I'm Over It
There is nothing scarier for a clergy person than when your temple president calls on a Shabbat afternoon. I immediately went into panic mode, certain that someone had died or gone to the hospital. Instead, he told me that a 94-year-old woman had called with an unspecified “emergency.” When I called her, she immediately burst into tears. Her aide hadn’t come that morning, and she needed food “for Smokey.”
“Okay,” I said, scrambling for something to write with. “Is Smokey a cat or a dog?”
Which is how I came to spend the rest of my afternoon hauling a case of cat food to the local housing project. I was glad to do it, though I didn’t know why the woman had reached out to our temple. When I arrived, I discovered that she had once been a member. She was very happy to see me, but, in part due to the fact that I was wearing sneakers, I’m pretty sure she thought I was a well-meaning volunteer.

**Task brief**
Copy the story from "Which is how" to "a well-meaning volunteer.", swapping "sneakers" for "sandals". Work only from what the story says.

**Information given**

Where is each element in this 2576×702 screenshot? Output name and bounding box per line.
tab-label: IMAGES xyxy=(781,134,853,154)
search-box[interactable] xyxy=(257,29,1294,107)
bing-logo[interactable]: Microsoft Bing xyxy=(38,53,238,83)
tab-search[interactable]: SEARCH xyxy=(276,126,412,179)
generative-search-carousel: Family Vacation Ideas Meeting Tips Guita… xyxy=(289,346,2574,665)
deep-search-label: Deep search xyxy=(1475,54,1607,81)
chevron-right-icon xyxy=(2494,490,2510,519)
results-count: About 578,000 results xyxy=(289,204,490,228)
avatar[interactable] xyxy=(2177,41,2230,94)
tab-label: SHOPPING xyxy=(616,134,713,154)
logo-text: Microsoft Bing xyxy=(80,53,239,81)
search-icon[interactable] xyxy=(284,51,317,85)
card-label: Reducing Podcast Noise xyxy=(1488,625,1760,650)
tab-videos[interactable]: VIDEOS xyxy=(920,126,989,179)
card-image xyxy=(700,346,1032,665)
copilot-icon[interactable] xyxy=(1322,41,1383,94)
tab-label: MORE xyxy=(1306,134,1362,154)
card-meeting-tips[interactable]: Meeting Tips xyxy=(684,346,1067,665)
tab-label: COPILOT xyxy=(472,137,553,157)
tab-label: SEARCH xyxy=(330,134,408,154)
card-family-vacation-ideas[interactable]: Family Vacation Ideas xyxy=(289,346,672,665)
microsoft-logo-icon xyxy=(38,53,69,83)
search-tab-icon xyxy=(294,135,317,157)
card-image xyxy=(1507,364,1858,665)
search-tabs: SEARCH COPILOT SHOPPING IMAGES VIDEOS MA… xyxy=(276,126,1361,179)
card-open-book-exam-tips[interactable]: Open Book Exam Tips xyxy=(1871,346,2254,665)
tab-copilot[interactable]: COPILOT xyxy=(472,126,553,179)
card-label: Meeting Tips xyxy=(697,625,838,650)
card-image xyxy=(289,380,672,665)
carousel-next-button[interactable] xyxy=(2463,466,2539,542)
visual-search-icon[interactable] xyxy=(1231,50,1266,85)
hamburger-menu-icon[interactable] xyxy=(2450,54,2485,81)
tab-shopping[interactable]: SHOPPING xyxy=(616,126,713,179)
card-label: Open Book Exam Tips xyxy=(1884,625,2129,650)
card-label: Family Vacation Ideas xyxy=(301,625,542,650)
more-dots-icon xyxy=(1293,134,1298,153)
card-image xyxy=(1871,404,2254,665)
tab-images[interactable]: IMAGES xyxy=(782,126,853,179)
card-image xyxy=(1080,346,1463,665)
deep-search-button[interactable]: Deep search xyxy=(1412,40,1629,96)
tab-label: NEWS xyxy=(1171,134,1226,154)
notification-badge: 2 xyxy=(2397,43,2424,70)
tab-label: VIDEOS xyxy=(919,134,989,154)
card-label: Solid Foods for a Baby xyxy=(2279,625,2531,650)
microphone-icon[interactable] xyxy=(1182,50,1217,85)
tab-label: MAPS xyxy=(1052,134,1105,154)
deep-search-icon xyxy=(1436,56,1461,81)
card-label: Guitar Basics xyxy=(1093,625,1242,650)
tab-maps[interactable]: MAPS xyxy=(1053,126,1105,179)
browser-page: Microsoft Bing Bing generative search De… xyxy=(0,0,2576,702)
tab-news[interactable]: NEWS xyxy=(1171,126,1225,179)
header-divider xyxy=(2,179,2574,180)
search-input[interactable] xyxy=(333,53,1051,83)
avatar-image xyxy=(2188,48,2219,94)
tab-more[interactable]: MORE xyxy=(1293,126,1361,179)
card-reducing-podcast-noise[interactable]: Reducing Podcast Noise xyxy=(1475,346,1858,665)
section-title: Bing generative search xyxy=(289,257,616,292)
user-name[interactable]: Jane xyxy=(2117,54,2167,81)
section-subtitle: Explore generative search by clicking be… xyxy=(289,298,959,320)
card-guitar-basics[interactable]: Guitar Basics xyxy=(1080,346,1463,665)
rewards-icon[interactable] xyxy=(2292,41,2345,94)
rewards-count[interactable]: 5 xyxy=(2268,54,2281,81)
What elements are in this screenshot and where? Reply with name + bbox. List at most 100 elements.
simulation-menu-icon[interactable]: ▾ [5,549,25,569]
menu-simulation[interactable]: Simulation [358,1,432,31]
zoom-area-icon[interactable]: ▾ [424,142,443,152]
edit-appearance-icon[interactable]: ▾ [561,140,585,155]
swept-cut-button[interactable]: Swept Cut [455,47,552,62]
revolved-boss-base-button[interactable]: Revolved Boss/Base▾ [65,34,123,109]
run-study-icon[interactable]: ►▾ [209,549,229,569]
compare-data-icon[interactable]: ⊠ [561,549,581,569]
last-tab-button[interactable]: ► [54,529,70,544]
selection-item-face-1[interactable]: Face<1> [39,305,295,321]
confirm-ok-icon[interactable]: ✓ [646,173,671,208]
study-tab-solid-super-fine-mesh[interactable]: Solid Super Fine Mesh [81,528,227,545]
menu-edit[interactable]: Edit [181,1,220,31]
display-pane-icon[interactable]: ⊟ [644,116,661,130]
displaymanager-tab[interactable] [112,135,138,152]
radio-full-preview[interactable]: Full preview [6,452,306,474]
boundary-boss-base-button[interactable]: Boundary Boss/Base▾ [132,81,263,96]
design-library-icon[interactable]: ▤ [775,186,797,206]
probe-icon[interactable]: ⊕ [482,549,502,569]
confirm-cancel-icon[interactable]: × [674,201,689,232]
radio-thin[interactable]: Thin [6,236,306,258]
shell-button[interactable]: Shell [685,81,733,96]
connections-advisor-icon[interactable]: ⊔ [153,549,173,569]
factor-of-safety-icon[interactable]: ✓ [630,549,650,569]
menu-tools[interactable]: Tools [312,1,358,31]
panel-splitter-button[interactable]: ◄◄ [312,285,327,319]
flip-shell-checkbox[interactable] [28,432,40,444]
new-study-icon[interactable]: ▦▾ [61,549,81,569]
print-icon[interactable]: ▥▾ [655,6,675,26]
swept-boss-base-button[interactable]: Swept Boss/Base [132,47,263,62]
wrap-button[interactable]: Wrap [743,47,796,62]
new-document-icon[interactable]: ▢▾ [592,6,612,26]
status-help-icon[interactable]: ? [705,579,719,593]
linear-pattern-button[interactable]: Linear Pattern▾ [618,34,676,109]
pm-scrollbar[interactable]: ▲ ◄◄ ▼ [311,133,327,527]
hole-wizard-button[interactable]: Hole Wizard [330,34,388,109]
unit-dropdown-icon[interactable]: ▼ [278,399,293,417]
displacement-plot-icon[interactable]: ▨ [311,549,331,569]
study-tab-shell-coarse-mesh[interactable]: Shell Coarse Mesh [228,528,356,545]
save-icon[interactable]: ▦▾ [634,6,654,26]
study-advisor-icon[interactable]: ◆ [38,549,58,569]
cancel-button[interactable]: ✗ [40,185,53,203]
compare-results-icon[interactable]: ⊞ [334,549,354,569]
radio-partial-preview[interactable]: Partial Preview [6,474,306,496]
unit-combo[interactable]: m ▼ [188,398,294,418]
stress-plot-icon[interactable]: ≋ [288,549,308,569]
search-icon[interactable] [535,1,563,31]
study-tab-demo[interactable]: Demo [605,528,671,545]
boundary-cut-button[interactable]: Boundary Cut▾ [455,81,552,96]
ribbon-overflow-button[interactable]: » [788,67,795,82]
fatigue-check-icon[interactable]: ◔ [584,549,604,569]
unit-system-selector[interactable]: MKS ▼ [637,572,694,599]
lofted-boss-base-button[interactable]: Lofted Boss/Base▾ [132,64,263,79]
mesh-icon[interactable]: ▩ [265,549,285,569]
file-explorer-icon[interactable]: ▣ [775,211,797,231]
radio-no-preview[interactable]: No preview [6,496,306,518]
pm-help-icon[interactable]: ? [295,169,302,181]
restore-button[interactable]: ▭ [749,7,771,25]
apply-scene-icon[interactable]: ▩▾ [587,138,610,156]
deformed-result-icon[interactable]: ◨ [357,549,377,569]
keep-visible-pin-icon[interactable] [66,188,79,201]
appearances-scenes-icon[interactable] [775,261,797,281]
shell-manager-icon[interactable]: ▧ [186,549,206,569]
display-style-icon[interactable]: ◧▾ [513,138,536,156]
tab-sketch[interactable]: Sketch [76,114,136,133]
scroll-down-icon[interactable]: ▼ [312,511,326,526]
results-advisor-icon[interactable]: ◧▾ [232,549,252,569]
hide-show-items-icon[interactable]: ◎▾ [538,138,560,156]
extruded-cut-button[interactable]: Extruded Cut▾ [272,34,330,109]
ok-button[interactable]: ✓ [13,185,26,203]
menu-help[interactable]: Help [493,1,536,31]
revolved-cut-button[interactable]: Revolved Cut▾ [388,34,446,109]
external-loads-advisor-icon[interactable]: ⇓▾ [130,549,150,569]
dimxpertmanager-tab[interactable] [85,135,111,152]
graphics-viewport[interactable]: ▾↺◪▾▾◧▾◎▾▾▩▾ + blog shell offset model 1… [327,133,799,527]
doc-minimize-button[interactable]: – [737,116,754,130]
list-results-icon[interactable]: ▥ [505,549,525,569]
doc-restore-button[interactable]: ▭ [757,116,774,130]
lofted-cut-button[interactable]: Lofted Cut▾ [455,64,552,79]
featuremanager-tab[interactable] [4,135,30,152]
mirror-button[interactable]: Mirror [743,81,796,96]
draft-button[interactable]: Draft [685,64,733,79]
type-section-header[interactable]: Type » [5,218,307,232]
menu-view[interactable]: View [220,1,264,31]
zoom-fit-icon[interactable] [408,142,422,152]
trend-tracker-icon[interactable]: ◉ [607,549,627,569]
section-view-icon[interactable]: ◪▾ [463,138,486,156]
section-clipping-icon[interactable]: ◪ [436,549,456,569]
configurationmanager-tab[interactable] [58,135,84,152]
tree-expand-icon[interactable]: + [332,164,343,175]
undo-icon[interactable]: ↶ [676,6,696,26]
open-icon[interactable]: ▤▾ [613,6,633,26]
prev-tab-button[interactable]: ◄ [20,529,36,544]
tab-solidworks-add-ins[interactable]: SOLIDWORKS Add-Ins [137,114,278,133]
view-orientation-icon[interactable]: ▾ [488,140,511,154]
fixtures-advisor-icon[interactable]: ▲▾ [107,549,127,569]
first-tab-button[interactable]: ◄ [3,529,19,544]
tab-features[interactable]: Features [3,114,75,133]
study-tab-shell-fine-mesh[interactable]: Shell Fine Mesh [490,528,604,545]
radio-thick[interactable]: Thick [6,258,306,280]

**Your response**
Which is how I came to spend the rest of my afternoon hauling a case of cat food to the local housing project. I was glad to do it, though I didn’t know why the woman had reached out to our temple. When I arrived, I discovered that she had once been a member. She was very happy to see me, but, in part due to the fact that I was wearing sandals, I’m pretty sure she thought I was a well-meaning volunteer.